---- EXCERPTED DATA

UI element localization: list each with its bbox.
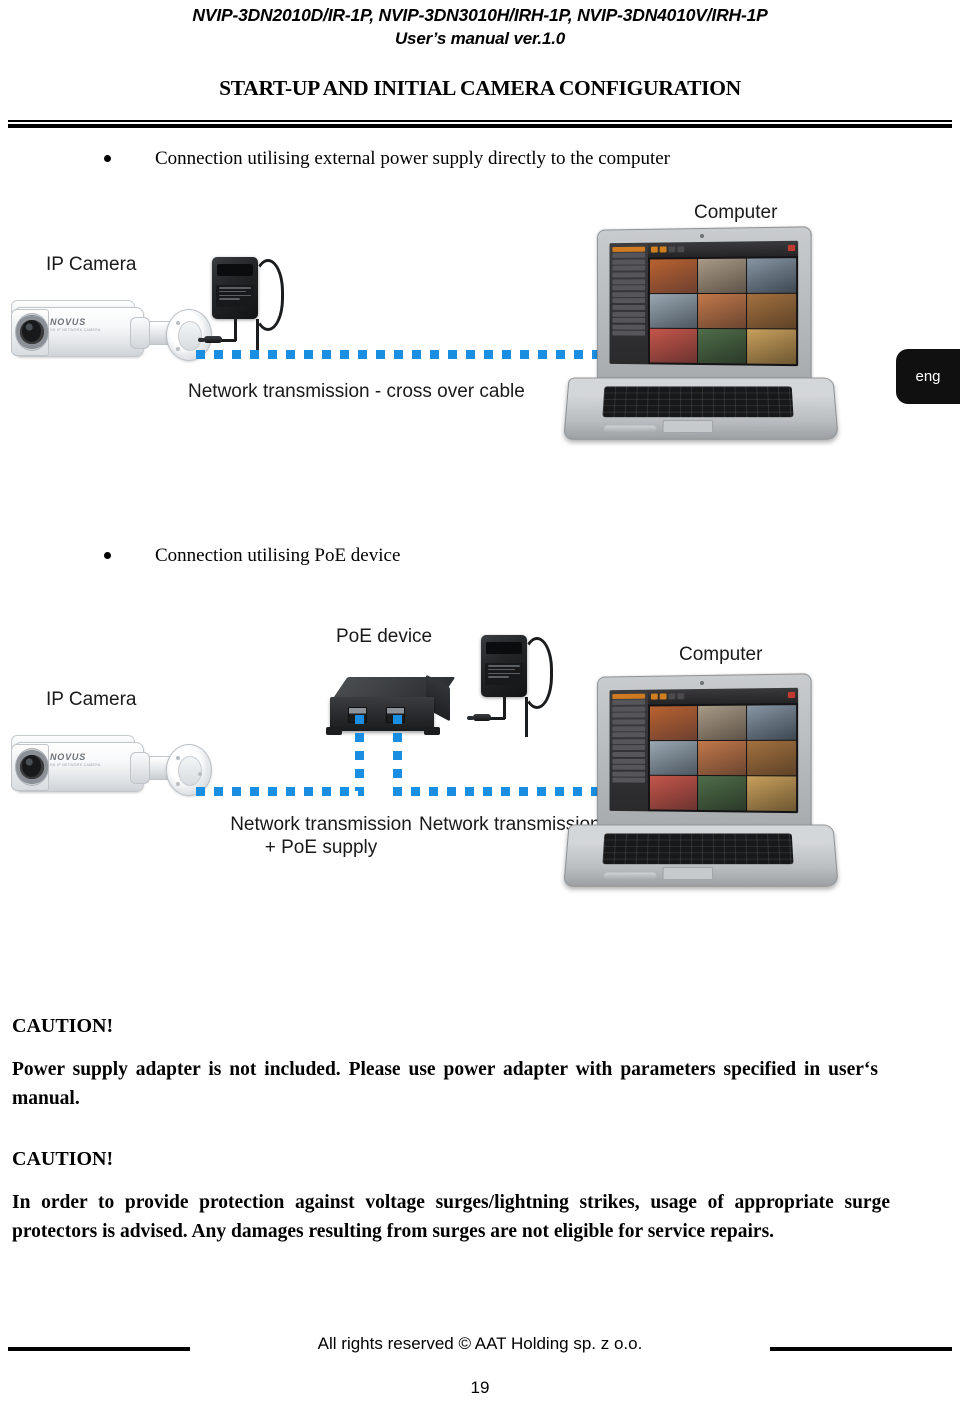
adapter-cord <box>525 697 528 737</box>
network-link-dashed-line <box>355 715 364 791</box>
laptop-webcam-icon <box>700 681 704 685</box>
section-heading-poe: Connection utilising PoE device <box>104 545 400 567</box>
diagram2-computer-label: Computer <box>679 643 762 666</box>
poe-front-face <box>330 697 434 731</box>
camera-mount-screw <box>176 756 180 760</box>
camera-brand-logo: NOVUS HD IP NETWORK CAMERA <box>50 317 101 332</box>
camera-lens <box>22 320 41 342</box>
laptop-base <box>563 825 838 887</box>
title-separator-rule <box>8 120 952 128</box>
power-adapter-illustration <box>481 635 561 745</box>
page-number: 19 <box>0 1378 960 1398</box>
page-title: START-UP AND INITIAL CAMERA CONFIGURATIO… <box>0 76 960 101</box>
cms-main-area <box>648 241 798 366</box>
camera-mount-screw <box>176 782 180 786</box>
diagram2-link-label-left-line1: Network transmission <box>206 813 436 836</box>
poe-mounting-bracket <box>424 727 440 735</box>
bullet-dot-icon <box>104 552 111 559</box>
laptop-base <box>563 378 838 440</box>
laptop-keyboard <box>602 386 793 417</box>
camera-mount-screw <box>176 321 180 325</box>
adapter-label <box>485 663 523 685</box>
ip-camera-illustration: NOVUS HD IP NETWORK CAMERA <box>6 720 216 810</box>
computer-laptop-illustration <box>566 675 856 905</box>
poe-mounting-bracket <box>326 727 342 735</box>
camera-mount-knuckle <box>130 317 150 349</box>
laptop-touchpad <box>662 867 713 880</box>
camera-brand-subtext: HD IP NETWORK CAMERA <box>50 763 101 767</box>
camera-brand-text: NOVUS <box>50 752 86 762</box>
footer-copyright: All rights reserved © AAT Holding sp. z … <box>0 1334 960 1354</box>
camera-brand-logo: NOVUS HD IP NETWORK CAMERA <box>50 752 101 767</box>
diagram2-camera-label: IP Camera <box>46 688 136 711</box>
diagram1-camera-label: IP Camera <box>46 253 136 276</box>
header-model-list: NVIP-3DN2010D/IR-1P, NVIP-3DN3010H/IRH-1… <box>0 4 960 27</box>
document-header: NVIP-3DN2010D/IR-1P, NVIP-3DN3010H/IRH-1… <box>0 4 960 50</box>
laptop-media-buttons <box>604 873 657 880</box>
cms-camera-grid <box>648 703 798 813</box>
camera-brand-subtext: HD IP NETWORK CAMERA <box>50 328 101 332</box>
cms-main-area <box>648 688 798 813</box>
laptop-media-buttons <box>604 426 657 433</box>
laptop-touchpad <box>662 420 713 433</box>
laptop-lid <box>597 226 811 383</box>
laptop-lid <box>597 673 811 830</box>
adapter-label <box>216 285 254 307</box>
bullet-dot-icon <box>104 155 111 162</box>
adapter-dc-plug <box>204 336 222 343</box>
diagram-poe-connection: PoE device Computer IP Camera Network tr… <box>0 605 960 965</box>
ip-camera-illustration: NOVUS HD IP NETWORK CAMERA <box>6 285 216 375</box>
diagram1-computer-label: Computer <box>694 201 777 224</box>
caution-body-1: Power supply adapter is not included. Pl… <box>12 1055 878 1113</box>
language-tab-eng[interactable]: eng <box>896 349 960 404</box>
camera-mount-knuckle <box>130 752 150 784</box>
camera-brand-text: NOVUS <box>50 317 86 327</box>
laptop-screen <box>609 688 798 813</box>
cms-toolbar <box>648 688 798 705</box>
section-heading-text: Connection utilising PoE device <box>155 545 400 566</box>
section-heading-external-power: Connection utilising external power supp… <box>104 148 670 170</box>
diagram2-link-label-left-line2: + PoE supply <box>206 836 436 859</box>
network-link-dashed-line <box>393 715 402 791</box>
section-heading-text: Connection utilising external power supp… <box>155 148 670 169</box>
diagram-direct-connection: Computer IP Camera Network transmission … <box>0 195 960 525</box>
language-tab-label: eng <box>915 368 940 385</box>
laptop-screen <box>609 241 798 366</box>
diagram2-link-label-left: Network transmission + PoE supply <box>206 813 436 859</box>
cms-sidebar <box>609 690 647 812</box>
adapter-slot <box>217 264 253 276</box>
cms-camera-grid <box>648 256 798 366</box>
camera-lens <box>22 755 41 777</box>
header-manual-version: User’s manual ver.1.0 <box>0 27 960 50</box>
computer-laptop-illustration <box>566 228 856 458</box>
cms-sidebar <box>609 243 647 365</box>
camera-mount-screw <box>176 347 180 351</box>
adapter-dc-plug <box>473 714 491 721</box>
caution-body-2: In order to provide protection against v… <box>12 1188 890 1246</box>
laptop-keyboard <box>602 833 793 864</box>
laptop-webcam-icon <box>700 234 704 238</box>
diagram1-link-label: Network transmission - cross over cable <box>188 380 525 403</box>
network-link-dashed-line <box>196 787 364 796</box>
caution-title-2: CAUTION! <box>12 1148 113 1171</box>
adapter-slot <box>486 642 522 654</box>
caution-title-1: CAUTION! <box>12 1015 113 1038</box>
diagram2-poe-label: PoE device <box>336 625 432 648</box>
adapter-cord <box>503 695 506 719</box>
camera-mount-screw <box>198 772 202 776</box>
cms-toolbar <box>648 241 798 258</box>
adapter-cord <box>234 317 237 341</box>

--------
---- EXCERPTED DATA

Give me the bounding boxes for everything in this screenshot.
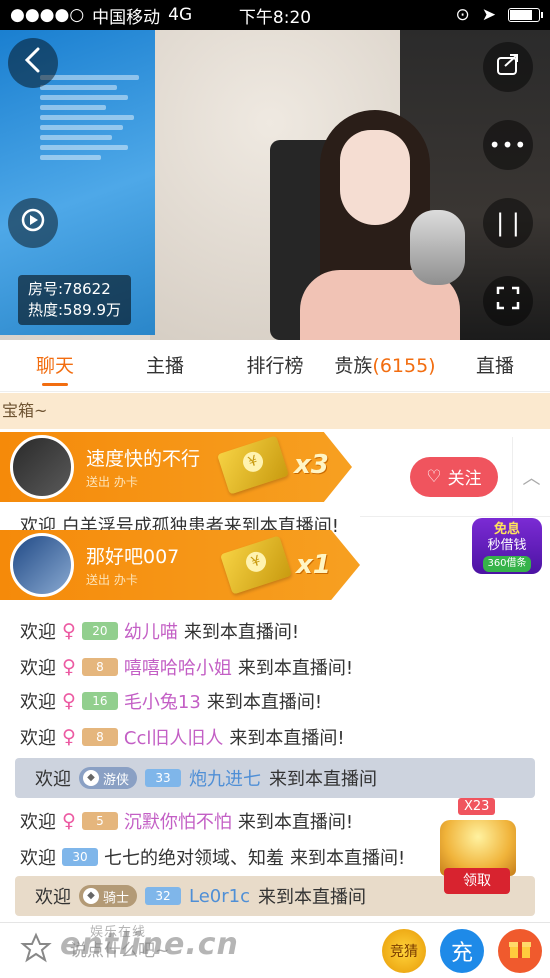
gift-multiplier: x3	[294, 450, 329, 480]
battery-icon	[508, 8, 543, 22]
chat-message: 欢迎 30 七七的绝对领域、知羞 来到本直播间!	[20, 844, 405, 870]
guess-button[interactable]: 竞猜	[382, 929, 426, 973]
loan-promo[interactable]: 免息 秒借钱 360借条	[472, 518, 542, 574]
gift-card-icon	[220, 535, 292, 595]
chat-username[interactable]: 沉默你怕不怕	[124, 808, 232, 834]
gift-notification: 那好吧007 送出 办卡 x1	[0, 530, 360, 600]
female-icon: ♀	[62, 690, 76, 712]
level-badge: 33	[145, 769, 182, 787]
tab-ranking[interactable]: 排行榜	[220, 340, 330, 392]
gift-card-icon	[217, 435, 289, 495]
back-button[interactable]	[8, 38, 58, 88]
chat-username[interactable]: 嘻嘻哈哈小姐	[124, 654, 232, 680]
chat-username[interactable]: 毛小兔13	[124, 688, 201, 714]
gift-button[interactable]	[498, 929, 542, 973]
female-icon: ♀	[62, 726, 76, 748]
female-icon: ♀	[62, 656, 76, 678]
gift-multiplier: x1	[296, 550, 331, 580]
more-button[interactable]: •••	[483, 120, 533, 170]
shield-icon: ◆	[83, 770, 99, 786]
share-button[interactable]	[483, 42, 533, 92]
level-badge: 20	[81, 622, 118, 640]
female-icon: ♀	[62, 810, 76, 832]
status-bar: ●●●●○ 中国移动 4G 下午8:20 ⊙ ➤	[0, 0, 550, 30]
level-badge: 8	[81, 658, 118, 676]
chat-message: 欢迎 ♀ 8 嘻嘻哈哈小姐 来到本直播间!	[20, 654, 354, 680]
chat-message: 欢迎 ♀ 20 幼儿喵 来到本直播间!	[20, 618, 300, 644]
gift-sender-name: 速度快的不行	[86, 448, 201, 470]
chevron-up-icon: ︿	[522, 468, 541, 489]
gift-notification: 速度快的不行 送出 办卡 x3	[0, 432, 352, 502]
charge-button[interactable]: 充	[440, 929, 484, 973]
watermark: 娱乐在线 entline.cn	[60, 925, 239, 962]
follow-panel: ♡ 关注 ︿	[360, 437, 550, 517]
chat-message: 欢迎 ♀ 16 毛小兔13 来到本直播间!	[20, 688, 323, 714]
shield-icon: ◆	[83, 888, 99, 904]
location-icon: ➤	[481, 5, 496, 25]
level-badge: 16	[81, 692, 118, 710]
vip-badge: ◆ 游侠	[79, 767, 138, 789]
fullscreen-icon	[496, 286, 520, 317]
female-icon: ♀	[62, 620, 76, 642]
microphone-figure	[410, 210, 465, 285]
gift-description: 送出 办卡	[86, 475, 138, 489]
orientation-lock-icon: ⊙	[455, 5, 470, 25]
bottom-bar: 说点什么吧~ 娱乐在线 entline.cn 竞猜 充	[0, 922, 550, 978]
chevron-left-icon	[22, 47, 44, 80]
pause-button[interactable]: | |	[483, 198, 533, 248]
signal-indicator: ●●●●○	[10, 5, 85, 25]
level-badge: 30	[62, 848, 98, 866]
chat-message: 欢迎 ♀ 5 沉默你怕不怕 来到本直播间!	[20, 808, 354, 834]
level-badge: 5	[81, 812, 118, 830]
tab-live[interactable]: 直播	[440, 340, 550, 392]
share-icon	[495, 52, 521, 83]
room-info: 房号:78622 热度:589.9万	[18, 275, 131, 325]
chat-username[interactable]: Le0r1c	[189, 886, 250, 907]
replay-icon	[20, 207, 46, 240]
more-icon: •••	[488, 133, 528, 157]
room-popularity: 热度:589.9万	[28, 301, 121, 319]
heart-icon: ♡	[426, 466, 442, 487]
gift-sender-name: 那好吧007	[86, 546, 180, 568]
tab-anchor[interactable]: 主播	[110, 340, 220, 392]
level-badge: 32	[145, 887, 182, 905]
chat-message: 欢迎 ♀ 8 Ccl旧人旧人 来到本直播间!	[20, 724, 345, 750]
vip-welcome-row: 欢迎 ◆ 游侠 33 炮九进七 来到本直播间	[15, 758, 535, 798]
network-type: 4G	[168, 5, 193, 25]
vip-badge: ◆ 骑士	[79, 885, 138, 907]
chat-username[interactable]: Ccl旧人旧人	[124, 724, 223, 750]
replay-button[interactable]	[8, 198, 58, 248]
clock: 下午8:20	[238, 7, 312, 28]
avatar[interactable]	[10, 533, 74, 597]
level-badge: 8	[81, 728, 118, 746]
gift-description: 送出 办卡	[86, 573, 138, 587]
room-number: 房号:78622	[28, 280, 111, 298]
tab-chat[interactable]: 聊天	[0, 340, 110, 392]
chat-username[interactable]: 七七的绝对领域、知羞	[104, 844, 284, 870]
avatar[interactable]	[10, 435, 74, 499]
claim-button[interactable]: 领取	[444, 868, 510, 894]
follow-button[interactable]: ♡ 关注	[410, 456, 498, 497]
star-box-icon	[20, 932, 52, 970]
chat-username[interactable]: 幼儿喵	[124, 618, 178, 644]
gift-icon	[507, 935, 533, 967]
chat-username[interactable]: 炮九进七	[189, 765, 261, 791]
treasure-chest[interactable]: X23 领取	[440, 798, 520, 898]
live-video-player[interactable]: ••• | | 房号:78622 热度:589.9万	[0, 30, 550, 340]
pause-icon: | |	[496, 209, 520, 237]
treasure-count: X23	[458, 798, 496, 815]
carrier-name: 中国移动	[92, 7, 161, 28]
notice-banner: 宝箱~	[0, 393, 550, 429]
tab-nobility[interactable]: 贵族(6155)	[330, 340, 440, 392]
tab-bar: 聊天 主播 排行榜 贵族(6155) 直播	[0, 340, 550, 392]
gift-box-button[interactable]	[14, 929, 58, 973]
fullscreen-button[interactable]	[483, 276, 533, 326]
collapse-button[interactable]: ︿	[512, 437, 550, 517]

--------

TASK GOAL. Pull out the lines between the one holding "450, 329, 480]" and the one holding "bottom-bar: 说点什么吧~ 娱乐在线", inclusive, and copy them word for word.

EXPECTED ANSWER.
gift-multiplier: x3	[294, 450, 329, 480]
battery-icon	[508, 8, 543, 22]
chat-message: 欢迎 30 七七的绝对领域、知羞 来到本直播间!	[20, 844, 405, 870]
guess-button[interactable]: 竞猜	[382, 929, 426, 973]
loan-promo[interactable]: 免息 秒借钱 360借条	[472, 518, 542, 574]
gift-card-icon	[220, 535, 292, 595]
chat-username[interactable]: 沉默你怕不怕	[124, 808, 232, 834]
gift-notification: 那好吧007 送出 办卡 x1	[0, 530, 360, 600]
female-icon: ♀	[62, 690, 76, 712]
level-badge: 33	[145, 769, 182, 787]
tab-ranking[interactable]: 排行榜	[220, 340, 330, 392]
gift-card-icon	[217, 435, 289, 495]
back-button[interactable]	[8, 38, 58, 88]
chat-username[interactable]: 嘻嘻哈哈小姐	[124, 654, 232, 680]
chat-username[interactable]: 毛小兔13	[124, 688, 201, 714]
gift-button[interactable]	[498, 929, 542, 973]
female-icon: ♀	[62, 726, 76, 748]
female-icon: ♀	[62, 656, 76, 678]
gift-multiplier: x1	[296, 550, 331, 580]
more-button[interactable]: •••	[483, 120, 533, 170]
shield-icon: ◆	[83, 770, 99, 786]
share-button[interactable]	[483, 42, 533, 92]
level-badge: 20	[81, 622, 118, 640]
female-icon: ♀	[62, 810, 76, 832]
status-bar: ●●●●○ 中国移动 4G 下午8:20 ⊙ ➤	[0, 0, 550, 30]
level-badge: 8	[81, 658, 118, 676]
chat-message: 欢迎 ♀ 8 嘻嘻哈哈小姐 来到本直播间!	[20, 654, 354, 680]
chat-message: 欢迎 ♀ 20 幼儿喵 来到本直播间!	[20, 618, 300, 644]
gift-sender-name: 速度快的不行	[86, 448, 201, 470]
chevron-up-icon: ︿	[522, 468, 541, 489]
gift-notification: 速度快的不行 送出 办卡 x3	[0, 432, 352, 502]
charge-button[interactable]: 充	[440, 929, 484, 973]
watermark: 娱乐在线 entline.cn	[60, 925, 239, 962]
follow-panel: ♡ 关注 ︿	[360, 437, 550, 517]
chat-message: 欢迎 ♀ 16 毛小兔13 来到本直播间!	[20, 688, 323, 714]
shield-icon: ◆	[83, 888, 99, 904]
location-icon: ➤	[481, 5, 496, 25]
level-badge: 16	[81, 692, 118, 710]
vip-badge: ◆ 游侠	[79, 767, 138, 789]
fullscreen-icon	[496, 286, 520, 317]
female-icon: ♀	[62, 620, 76, 642]
microphone-figure	[410, 210, 465, 285]
gift-description: 送出 办卡	[86, 475, 138, 489]
orientation-lock-icon: ⊙	[455, 5, 470, 25]
bottom-bar: 说点什么吧~ 娱乐在线 entline.cn 竞猜 充	[0, 922, 550, 978]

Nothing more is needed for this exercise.